WRITTEN PROBLEM: Identify all lines in the listing that include the word "type", and copy them out.

GIVEN DATA:
════════
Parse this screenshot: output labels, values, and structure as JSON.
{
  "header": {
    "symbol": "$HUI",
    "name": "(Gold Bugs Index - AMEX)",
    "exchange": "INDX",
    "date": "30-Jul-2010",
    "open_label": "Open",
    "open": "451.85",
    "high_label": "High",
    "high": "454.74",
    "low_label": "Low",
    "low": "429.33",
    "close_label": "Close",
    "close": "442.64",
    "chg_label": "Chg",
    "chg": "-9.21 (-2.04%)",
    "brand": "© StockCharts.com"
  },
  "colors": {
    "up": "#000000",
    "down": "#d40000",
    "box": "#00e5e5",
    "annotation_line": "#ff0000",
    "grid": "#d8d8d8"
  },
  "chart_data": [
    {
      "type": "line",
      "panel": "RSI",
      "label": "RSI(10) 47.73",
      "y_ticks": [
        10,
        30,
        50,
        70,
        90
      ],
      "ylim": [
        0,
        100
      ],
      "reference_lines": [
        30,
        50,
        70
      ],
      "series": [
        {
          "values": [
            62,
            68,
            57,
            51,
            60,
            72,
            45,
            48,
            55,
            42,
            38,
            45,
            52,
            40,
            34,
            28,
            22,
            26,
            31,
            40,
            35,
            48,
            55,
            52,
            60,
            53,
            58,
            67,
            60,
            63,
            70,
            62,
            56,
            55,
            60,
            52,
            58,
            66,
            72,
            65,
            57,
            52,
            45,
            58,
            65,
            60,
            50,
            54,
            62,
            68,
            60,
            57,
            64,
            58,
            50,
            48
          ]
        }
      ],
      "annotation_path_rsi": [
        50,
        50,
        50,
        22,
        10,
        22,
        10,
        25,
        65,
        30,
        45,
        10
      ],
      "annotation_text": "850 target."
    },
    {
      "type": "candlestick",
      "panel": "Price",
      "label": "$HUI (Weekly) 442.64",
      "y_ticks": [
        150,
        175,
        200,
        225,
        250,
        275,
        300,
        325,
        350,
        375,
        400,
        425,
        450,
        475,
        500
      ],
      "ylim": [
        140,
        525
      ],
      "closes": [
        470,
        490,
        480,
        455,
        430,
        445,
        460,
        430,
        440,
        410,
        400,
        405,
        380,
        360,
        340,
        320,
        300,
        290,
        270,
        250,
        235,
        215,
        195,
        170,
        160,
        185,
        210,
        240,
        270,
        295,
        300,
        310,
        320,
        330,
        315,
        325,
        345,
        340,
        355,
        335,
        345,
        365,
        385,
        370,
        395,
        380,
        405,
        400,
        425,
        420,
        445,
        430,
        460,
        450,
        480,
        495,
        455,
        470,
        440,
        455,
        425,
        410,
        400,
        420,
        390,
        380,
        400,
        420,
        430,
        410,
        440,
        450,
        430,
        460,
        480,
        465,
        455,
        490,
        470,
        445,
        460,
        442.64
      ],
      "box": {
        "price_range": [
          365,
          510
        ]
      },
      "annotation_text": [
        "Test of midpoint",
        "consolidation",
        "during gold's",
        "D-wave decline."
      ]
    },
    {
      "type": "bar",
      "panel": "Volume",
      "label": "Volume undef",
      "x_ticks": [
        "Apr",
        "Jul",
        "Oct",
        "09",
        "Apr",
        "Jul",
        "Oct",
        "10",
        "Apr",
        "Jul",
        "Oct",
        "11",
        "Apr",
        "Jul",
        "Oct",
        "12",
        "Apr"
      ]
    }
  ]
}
════════
ANSWER BELOW:
      "type": "line",
      "type": "candlestick",
      "type": "bar",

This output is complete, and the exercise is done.